> _RECORDS TO USE_:
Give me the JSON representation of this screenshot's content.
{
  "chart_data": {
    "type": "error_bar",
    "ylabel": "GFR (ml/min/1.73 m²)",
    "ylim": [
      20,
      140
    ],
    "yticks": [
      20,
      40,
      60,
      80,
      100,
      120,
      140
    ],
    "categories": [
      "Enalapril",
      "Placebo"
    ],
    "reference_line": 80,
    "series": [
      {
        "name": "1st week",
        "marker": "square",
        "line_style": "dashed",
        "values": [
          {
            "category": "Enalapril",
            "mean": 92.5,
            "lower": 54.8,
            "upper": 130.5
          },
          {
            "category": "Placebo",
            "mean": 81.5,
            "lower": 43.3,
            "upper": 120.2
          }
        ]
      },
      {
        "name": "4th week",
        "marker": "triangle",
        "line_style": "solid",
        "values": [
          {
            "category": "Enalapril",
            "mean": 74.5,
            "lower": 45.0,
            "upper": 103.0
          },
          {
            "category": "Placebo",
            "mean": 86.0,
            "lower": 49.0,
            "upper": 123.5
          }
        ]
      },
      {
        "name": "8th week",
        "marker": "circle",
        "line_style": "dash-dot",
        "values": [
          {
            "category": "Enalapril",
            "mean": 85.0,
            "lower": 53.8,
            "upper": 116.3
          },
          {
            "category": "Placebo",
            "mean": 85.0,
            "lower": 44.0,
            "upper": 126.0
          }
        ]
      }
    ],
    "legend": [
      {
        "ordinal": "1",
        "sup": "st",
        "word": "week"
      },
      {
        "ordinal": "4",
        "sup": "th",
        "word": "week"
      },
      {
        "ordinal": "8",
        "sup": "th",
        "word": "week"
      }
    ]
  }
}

> _EXERCISE DESCRIPTION_:
Above are some records; repeat all of them exactly.

> _SOLVED PROBLEM_:
Give me the JSON representation of this screenshot's content.
{
  "chart_data": {
    "type": "error_bar",
    "ylabel": "GFR (ml/min/1.73 m²)",
    "ylim": [
      20,
      140
    ],
    "yticks": [
      20,
      40,
      60,
      80,
      100,
      120,
      140
    ],
    "categories": [
      "Enalapril",
      "Placebo"
    ],
    "reference_line": 80,
    "series": [
      {
        "name": "1st week",
        "marker": "square",
        "line_style": "dashed",
        "values": [
          {
            "category": "Enalapril",
            "mean": 92.5,
            "lower": 54.8,
            "upper": 130.5
          },
          {
            "category": "Placebo",
            "mean": 81.5,
            "lower": 43.3,
            "upper": 120.2
          }
        ]
      },
      {
        "name": "4th week",
        "marker": "triangle",
        "line_style": "solid",
        "values": [
          {
            "category": "Enalapril",
            "mean": 74.5,
            "lower": 45.0,
            "upper": 103.0
          },
          {
            "category": "Placebo",
            "mean": 86.0,
            "lower": 49.0,
            "upper": 123.5
          }
        ]
      },
      {
        "name": "8th week",
        "marker": "circle",
        "line_style": "dash-dot",
        "values": [
          {
            "category": "Enalapril",
            "mean": 85.0,
            "lower": 53.8,
            "upper": 116.3
          },
          {
            "category": "Placebo",
            "mean": 85.0,
            "lower": 44.0,
            "upper": 126.0
          }
        ]
      }
    ],
    "legend": [
      {
        "ordinal": "1",
        "sup": "st",
        "word": "week"
      },
      {
        "ordinal": "4",
        "sup": "th",
        "word": "week"
      },
      {
        "ordinal": "8",
        "sup": "th",
        "word": "week"
      }
    ]
  }
}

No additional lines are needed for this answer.